▶ WHAT IS REQUIRED
Search the data for the word "Uwaga" and copy every line where it occurs.
* Start WORKING DATA *
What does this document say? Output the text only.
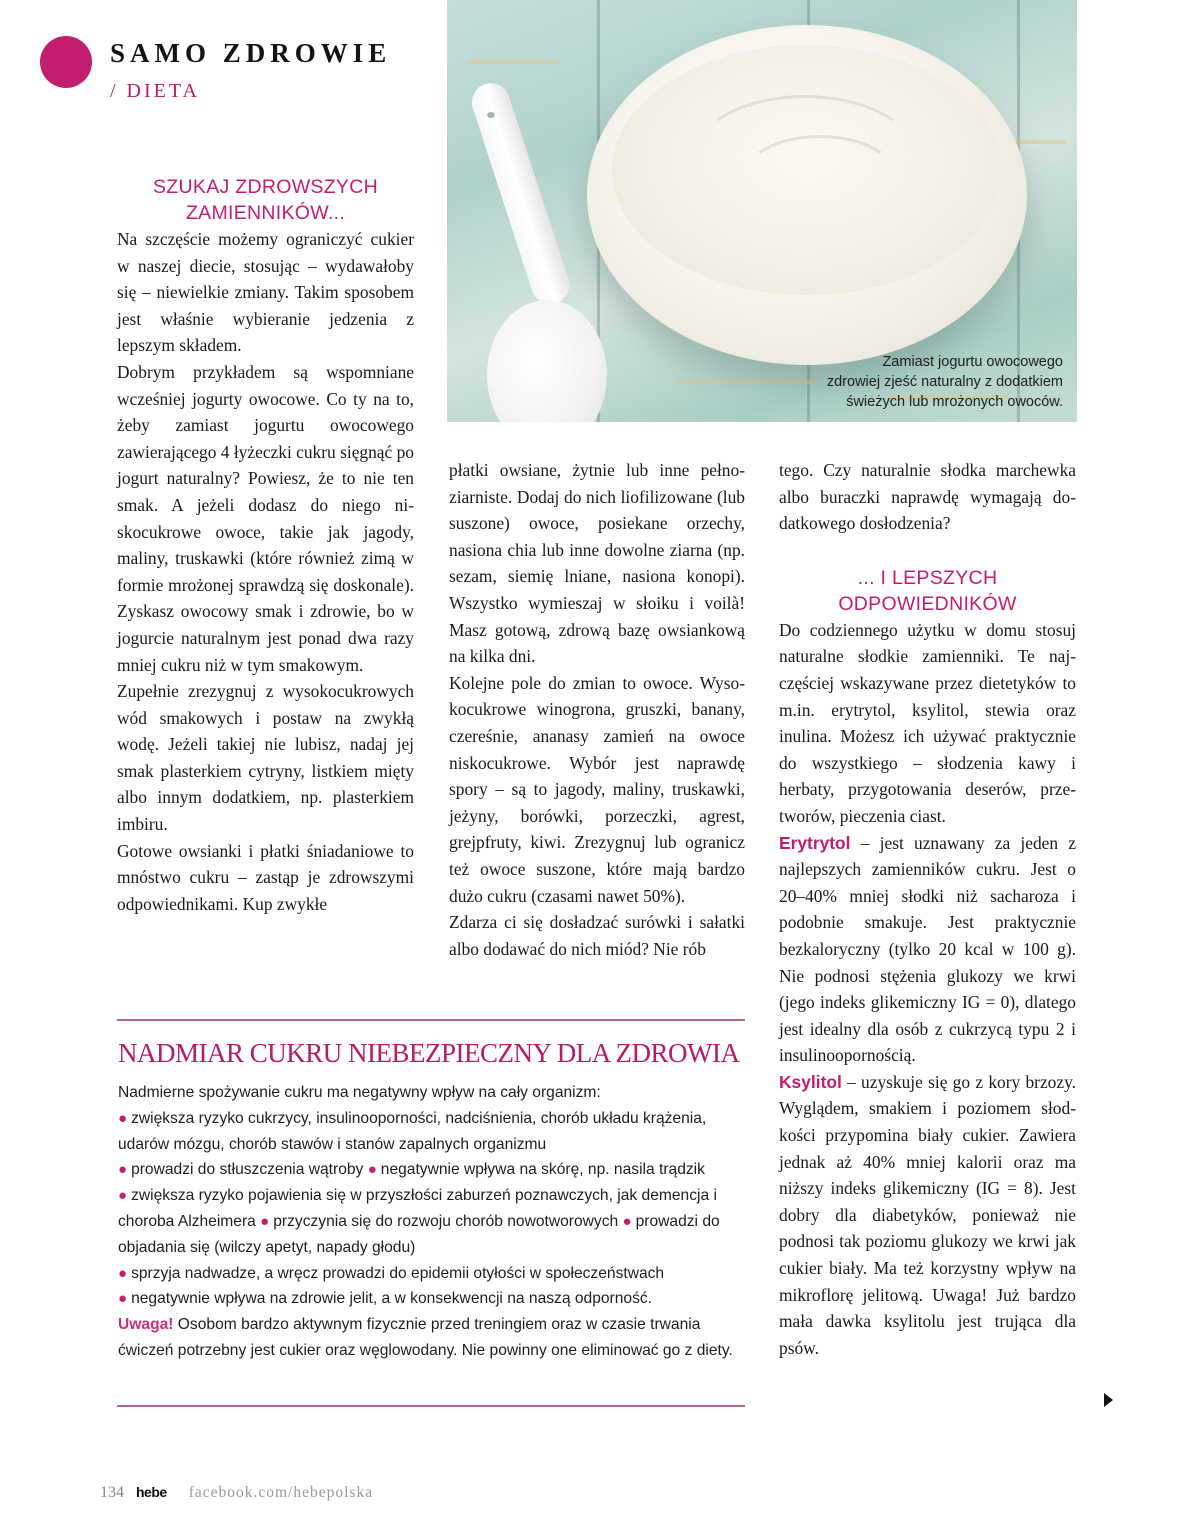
SAMO ZDROWIE
/ DIETA
Zamiast jogurtu owocowego
zdrowiej zjeść naturalny z dodatkiem
świeżych lub mrożonych owoców.
SZUKAJ ZDROWSZYCH
ZAMIENNIKÓW...

Na szczęście możemy ograniczyć cukier w naszej diecie, stosując – wydawałoby się – niewielkie zmiany. Takim sposobem jest właśnie wybieranie jedzenia z lepszym składem.

Dobrym przykładem są wspomniane wcześniej jogurty owocowe. Co ty na to, żeby zamiast jogurtu owocowego zawierającego 4 łyżeczki cukru sięgnąć po jogurt naturalny? Powiesz, że to nie ten smak. A jeżeli dodasz do niego niskocukrowe owoce, takie jak jagody, maliny, truskawki (które również zimą w formie mrożonej sprawdzą się doskonale). Zyskasz owocowy smak i zdrowie, bo w jogurcie naturalnym jest ponad dwa razy mniej cukru niż w tym smakowym.

Zupełnie zrezygnuj z wysokocukrowych wód smakowych i postaw na zwykłą wodę. Jeżeli takiej nie lubisz, nadaj jej smak plasterkiem cytryny, listkiem mięty albo innym dodatkiem, np. plasterkiem imbiru.

Gotowe owsianki i płatki śniadaniowe to mnóstwo cukru – zastąp je zdrowszymi odpowiednikami. Kup zwykłe

płatki owsiane, żytnie lub inne pełnoziarniste. Dodaj do nich liofilizowane (lub suszone) owoce, posiekane orzechy, nasiona chia lub inne dowolne ziarna (np. sezam, siemię lniane, nasiona konopi). Wszystko wymieszaj w słoiku i voilà! Masz gotową, zdrową bazę owsiankową na kilka dni.

Kolejne pole do zmian to owoce. Wysokocukrowe winogrona, gruszki, banany, czereśnie, ananasy zamień na owoce niskocukrowe. Wybór jest naprawdę spory – są to jagody, maliny, truskawki, jeżyny, borówki, porzeczki, agrest, grejpfruty, kiwi. Zrezygnuj lub ogranicz też owoce suszone, które mają bardzo dużo cukru (czasami nawet 50%).

Zdarza ci się dosładzać surówki i sałatki albo dodawać do nich miód? Nie rób

tego. Czy naturalnie słodka marchewka albo buraczki naprawdę wymagają dodatkowego dosłodzenia?

... I LEPSZYCH
ODPOWIEDNIKÓW

Do codziennego użytku w domu stosuj naturalne słodkie zamienniki. Te najczęściej wskazywane przez dietetyków to m.in. erytrytol, ksylitol, stewia oraz inulina. Możesz ich używać praktycznie do wszystkiego – słodzenia kawy i herbaty, przygotowania deserów, przetworów, pieczenia ciast.

Erytrytol – jest uznawany za jeden z najlepszych zamienników cukru. Jest o 20–40% mniej słodki niż sacharoza i podobnie smakuje. Jest praktycznie bezkaloryczny (tylko 20 kcal w 100 g). Nie podnosi stężenia glukozy we krwi (jego indeks glikemiczny IG = 0), dlatego jest idealny dla osób z cukrzycą typu 2 i insulinoopornością.

Ksylitol – uzyskuje się go z kory brzozy. Wyglądem, smakiem i poziomem słodkości przypomina biały cukier. Zawiera jednak aż 40% mniej kalorii oraz ma niższy indeks glikemiczny (IG = 8). Jest dobry dla diabetyków, ponieważ nie podnosi tak poziomu glukozy we krwi jak cukier biały. Ma też korzystny wpływ na mikroflorę jelitową. Uwaga! Już bardzo mała dawka ksylitolu jest trująca dla psów.

NADMIAR CUKRU NIEBEZPIECZNY DLA ZDROWIA

Nadmierne spożywanie cukru ma negatywny wpływ na cały organizm:

● zwiększa ryzyko cukrzycy, insulinooporności, nadciśnienia, chorób układu krążenia, udarów mózgu, chorób stawów i stanów zapalnych organizmu
● prowadzi do stłuszczenia wątroby ● negatywnie wpływa na skórę, np. nasila trądzik ● zwiększa ryzyko pojawienia się w przyszłości zaburzeń poznawczych, jak demencja i choroba Alzheimera ● przyczynia się do rozwoju chorób nowotworowych ● prowadzi do objadania się (wilczy apetyt, napady głodu)
● sprzyja nadwadze, a wręcz prowadzi do epidemii otyłości w społeczeństwach
● negatywnie wpływa na zdrowie jelit, a w konsekwencji na naszą odporność.

Uwaga! Osobom bardzo aktywnym fizycznie przed treningiem oraz w czasie trwania ćwiczeń potrzebny jest cukier oraz węglowodany. Nie powinny one eliminować go z diety.

134 hebe facebook.com/hebepolska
* End WORKING DATA *
▶ RESPONSE TO THE EXERCISE
Ksylitol – uzyskuje się go z kory brzozy. Wyglądem, smakiem i poziomem słodkości przypomina biały cukier. Zawiera jednak aż 40% mniej kalorii oraz ma niższy indeks glikemiczny (IG = 8). Jest dobry dla diabetyków, ponieważ nie podnosi tak poziomu glukozy we krwi jak cukier biały. Ma też korzystny wpływ na mikroflorę jelitową. Uwaga! Już bardzo mała dawka ksylitolu jest trująca dla psów.
Uwaga! Osobom bardzo aktywnym fizycznie przed treningiem oraz w czasie trwania ćwiczeń potrzebny jest cukier oraz węglowodany. Nie powinny one eliminować go z diety.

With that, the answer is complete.